**Entries**:
◆ ◆ ◆ ◆ ◆
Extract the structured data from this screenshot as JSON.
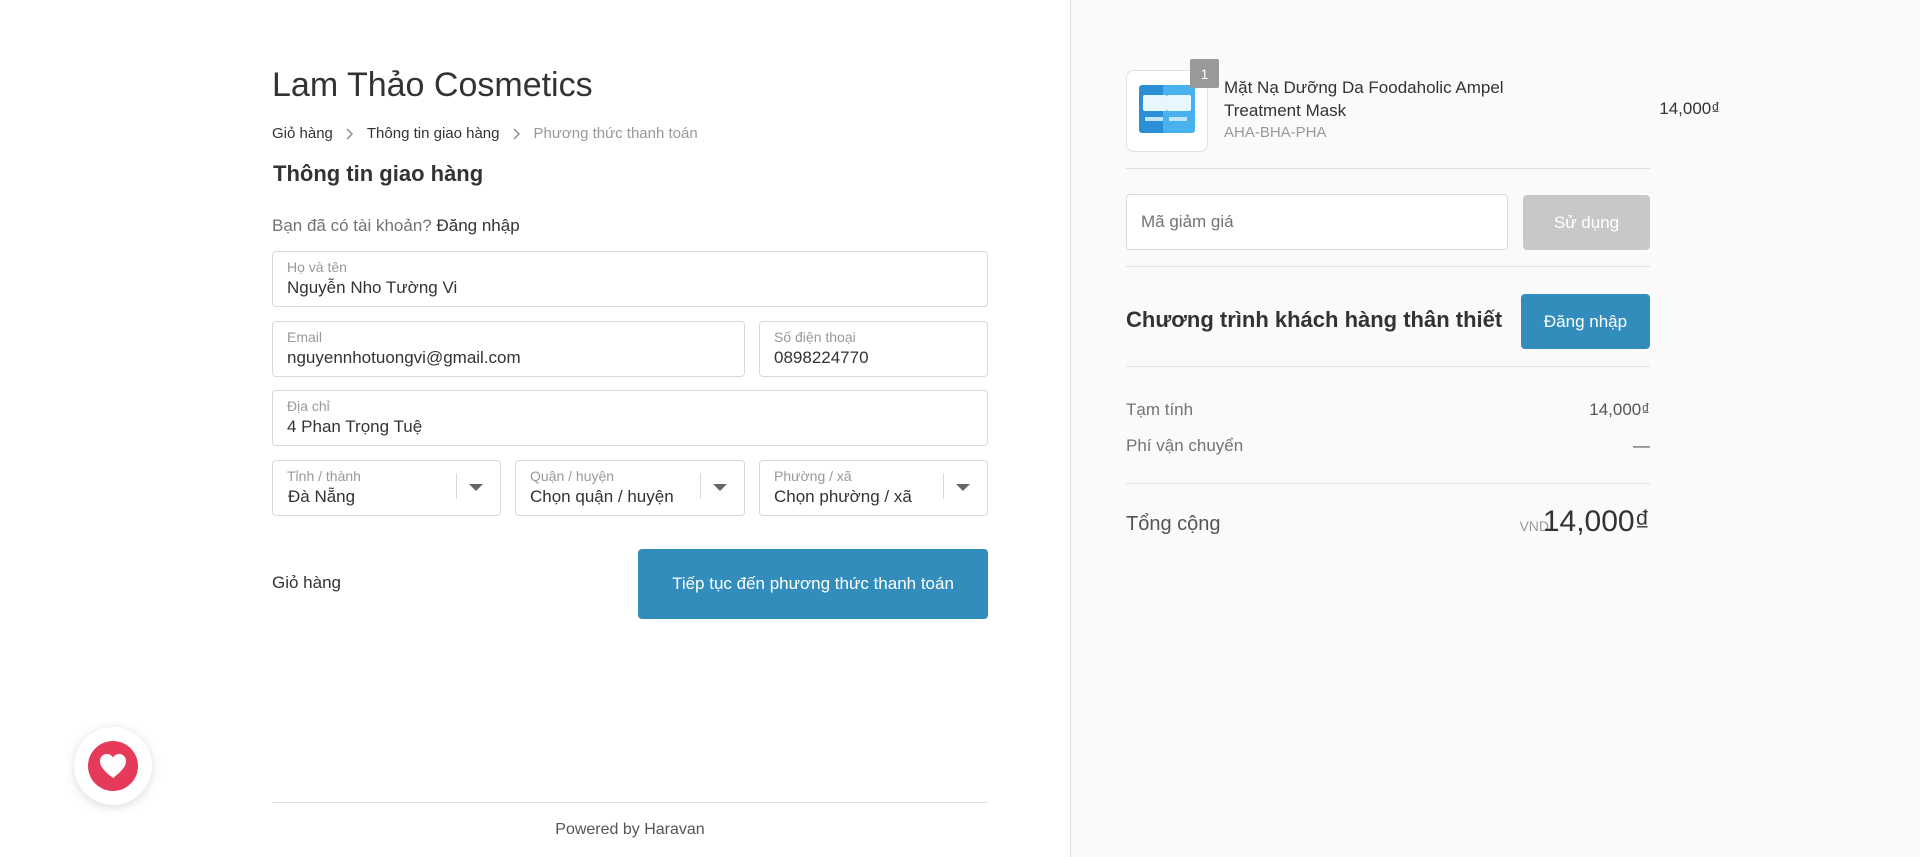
{
  "shop": {
    "name": "Lam Thảo Cosmetics"
  },
  "breadcrumb": {
    "items": [
      {
        "label": "Giỏ hàng"
      },
      {
        "label": "Thông tin giao hàng"
      },
      {
        "label": "Phương thức thanh toán"
      }
    ]
  },
  "section_title": "Thông tin giao hàng",
  "account": {
    "question": "Bạn đã có tài khoản?",
    "login_link": "Đăng nhập"
  },
  "form": {
    "fullname": {
      "label": "Họ và tên",
      "value": "Nguyễn Nho Tường Vi"
    },
    "email": {
      "label": "Email",
      "value": "nguyennhotuongvi@gmail.com"
    },
    "phone": {
      "label": "Số điện thoại",
      "value": "0898224770"
    },
    "address": {
      "label": "Địa chỉ",
      "value": "4 Phan Trọng Tuệ"
    },
    "province": {
      "label": "Tỉnh / thành",
      "value": "Đà Nẵng"
    },
    "district": {
      "label": "Quận / huyện",
      "value": "Chọn quận / huyện"
    },
    "ward": {
      "label": "Phường / xã",
      "value": "Chọn phường / xã"
    }
  },
  "actions": {
    "back_label": "Giỏ hàng",
    "continue_label": "Tiếp tục đến phương thức thanh toán"
  },
  "footer": {
    "powered_by": "Powered by Haravan"
  },
  "cart": {
    "product": {
      "quantity": "1",
      "name": "Mặt Nạ Dưỡng Da Foodaholic Ampel Treatment Mask",
      "variant": "AHA-BHA-PHA",
      "price": "14,000₫"
    },
    "discount": {
      "placeholder": "Mã giảm giá",
      "apply_label": "Sử dụng"
    },
    "loyalty": {
      "title": "Chương trình khách hàng thân thiết",
      "login_label": "Đăng nhập"
    },
    "summary": {
      "subtotal_label": "Tạm tính",
      "subtotal_value": "14,000₫",
      "shipping_label": "Phí vận chuyển",
      "shipping_value": "—",
      "total_label": "Tổng cộng",
      "total_currency": "VND",
      "total_value": "14,000₫"
    }
  },
  "colors": {
    "primary": "#338dbc",
    "disabled": "#c8c8c8",
    "favorite": "#e63a5a"
  },
  "icons": {
    "breadcrumb_separator": "chevron-right-icon",
    "select_caret": "caret-down-icon",
    "favorite": "heart-icon"
  }
}
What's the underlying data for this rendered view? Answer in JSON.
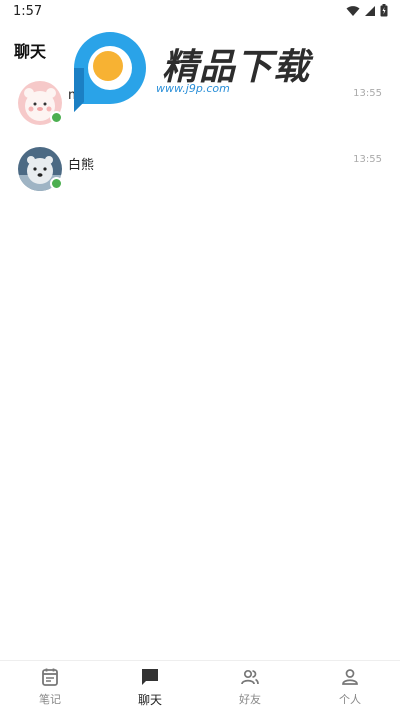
{
  "status_bar": {
    "time": "1:57"
  },
  "header": {
    "title": "聊天"
  },
  "watermark": {
    "brand": "精品下载",
    "url": "www.j9p.com"
  },
  "chats": [
    {
      "name": "momo",
      "time": "13:55",
      "online": true,
      "avatar": "pink-bear-avatar"
    },
    {
      "name": "白熊",
      "time": "13:55",
      "online": true,
      "avatar": "polar-bear-avatar"
    }
  ],
  "bottom_nav": {
    "items": [
      {
        "label": "笔记",
        "icon": "notebook-icon",
        "active": false
      },
      {
        "label": "聊天",
        "icon": "chat-bubble-icon",
        "active": true
      },
      {
        "label": "好友",
        "icon": "friends-icon",
        "active": false
      },
      {
        "label": "个人",
        "icon": "person-icon",
        "active": false
      }
    ]
  },
  "colors": {
    "online": "#4caf50",
    "accent_blue": "#2a8fd8",
    "logo_orange": "#f7b233"
  }
}
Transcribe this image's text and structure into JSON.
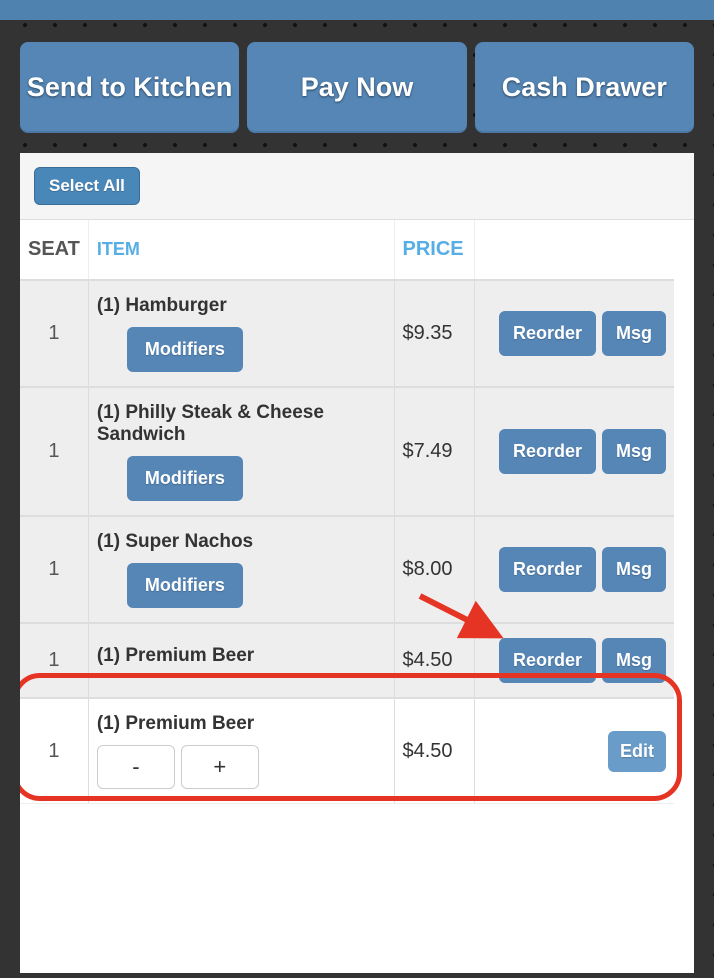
{
  "topActions": {
    "sendKitchen": "Send to Kitchen",
    "payNow": "Pay Now",
    "cashDrawer": "Cash Drawer"
  },
  "panel": {
    "selectAll": "Select All"
  },
  "columns": {
    "seat": "SEAT",
    "item": "ITEM",
    "price": "PRICE"
  },
  "buttons": {
    "modifiers": "Modifiers",
    "reorder": "Reorder",
    "msg": "Msg",
    "edit": "Edit",
    "minus": "-",
    "plus": "+"
  },
  "rows": [
    {
      "seat": "1",
      "name": "(1) Hamburger",
      "price": "$9.35",
      "mod": true,
      "type": "sent"
    },
    {
      "seat": "1",
      "name": "(1) Philly Steak & Cheese Sandwich",
      "price": "$7.49",
      "mod": true,
      "type": "sent"
    },
    {
      "seat": "1",
      "name": "(1) Super Nachos",
      "price": "$8.00",
      "mod": true,
      "type": "sent"
    },
    {
      "seat": "1",
      "name": "(1) Premium Beer",
      "price": "$4.50",
      "mod": false,
      "type": "sent"
    },
    {
      "seat": "1",
      "name": "(1) Premium Beer",
      "price": "$4.50",
      "mod": false,
      "type": "new"
    }
  ]
}
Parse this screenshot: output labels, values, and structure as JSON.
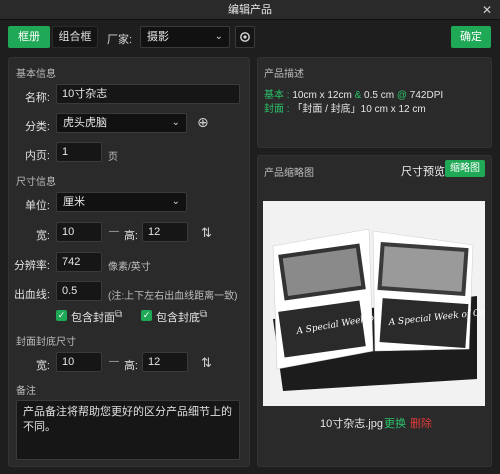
{
  "window": {
    "title": "编辑产品",
    "close": "✕"
  },
  "toolbar": {
    "tab_layout": "框册",
    "tab_combo": "组合框",
    "vendor_label": "厂家:",
    "vendor_value": "摄影",
    "confirm": "确定"
  },
  "basic": {
    "title": "基本信息",
    "name_label": "名称:",
    "name_value": "10寸杂志",
    "category_label": "分类:",
    "category_value": "虎头虎脑",
    "pages_label": "内页:",
    "pages_value": "1",
    "pages_unit": "页"
  },
  "size": {
    "title": "尺寸信息",
    "unit_label": "单位:",
    "unit_value": "厘米",
    "width_label": "宽:",
    "width_value": "10",
    "height_label": "高:",
    "height_value": "12",
    "dash": "—",
    "dpi_label": "分辨率:",
    "dpi_value": "742",
    "dpi_unit": "像素/英寸",
    "bleed_label": "出血线:",
    "bleed_value": "0.5",
    "bleed_note": "(注:上下左右出血线距离一致)",
    "include_cover": "包含封面",
    "include_back": "包含封底"
  },
  "cover": {
    "title": "封面封底尺寸",
    "width_label": "宽:",
    "width_value": "10",
    "height_label": "高:",
    "height_value": "12",
    "dash": "—"
  },
  "notes": {
    "title": "备注",
    "text": "产品备注将帮助您更好的区分产品细节上的不同。"
  },
  "description": {
    "title": "产品描述",
    "line1_prefix": "基本 :",
    "line1_size": "10cm x 12cm",
    "line1_amp": "&",
    "line1_bleed": "0.5 cm",
    "line1_at": "@",
    "line1_dpi": "742DPI",
    "line2_prefix": "封面 :",
    "line2_text": "「封面 / 封底」10 cm x 12 cm"
  },
  "thumbnail": {
    "title": "产品缩略图",
    "size_preview": "尺寸预览",
    "thumb_btn": "缩略图",
    "filename": "10寸杂志.jpg",
    "replace": "更换",
    "delete": "删除",
    "photo_text_left": "A Special Week of Content",
    "photo_text_right": "A Special Week of Content"
  },
  "colors": {
    "accent": "#1fa855",
    "danger": "#e03a3a",
    "bg": "#1e1e1e",
    "panel": "#2a2a2a"
  }
}
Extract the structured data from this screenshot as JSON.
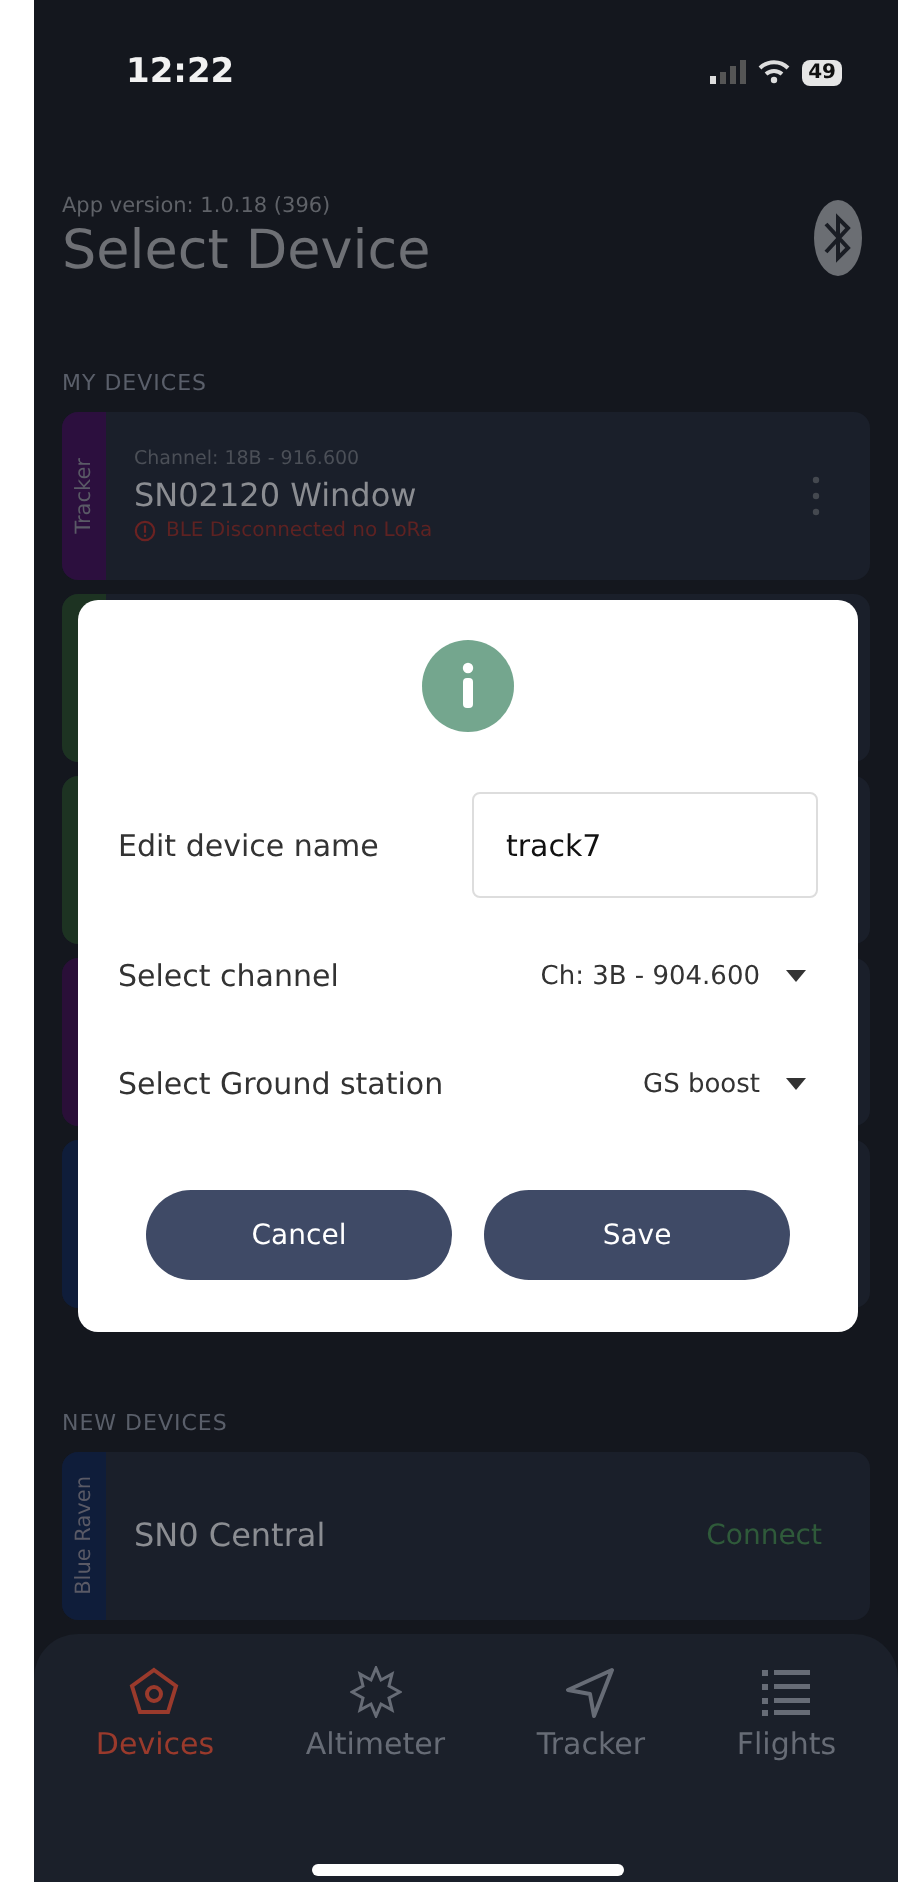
{
  "status_bar": {
    "time": "12:22",
    "battery": "49"
  },
  "header": {
    "app_version": "App version: 1.0.18 (396)",
    "title": "Select Device"
  },
  "my_devices": {
    "heading": "MY DEVICES",
    "devices": [
      {
        "type": "Tracker",
        "color": "#2c0f3e",
        "channel": "Channel: 18B - 916.600",
        "name": "SN02120 Window",
        "status": "BLE Disconnected no LoRa"
      }
    ],
    "covered_cards": [
      {
        "color": "#1d3322"
      },
      {
        "color": "#1d3322"
      },
      {
        "color": "#2a0f38"
      },
      {
        "color": "#0f1d3a"
      }
    ]
  },
  "new_devices": {
    "heading": "NEW DEVICES",
    "devices": [
      {
        "type": "Blue Raven",
        "color": "#0f1d3a",
        "name": "SN0 Central",
        "action": "Connect"
      }
    ]
  },
  "dialog": {
    "name_label": "Edit device name",
    "name_value": "track7",
    "channel_label": "Select channel",
    "channel_value": "Ch: 3B - 904.600",
    "station_label": "Select Ground station",
    "station_value": "GS boost",
    "buttons": [
      "Cancel",
      "Save"
    ]
  },
  "tabs": [
    {
      "label": "Devices",
      "kind": "pentagon",
      "selected": true
    },
    {
      "label": "Altimeter",
      "kind": "burst",
      "selected": false
    },
    {
      "label": "Tracker",
      "kind": "navigate",
      "selected": false
    },
    {
      "label": "Flights",
      "kind": "list",
      "selected": false
    }
  ]
}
◆ ◆ ◆ ◆ ◆
**Brief**: Identify each line in the entries with the word "JSON" and copy it.

**Finished exercise**:
Extract the structured data from this screenshot as JSON.
What's the underlying data for this rendered view? Answer in JSON.
Transcribe this image's text and structure into JSON.
Parse this screenshot: output labels, values, and structure as JSON.
Extract the structured data from this screenshot as JSON.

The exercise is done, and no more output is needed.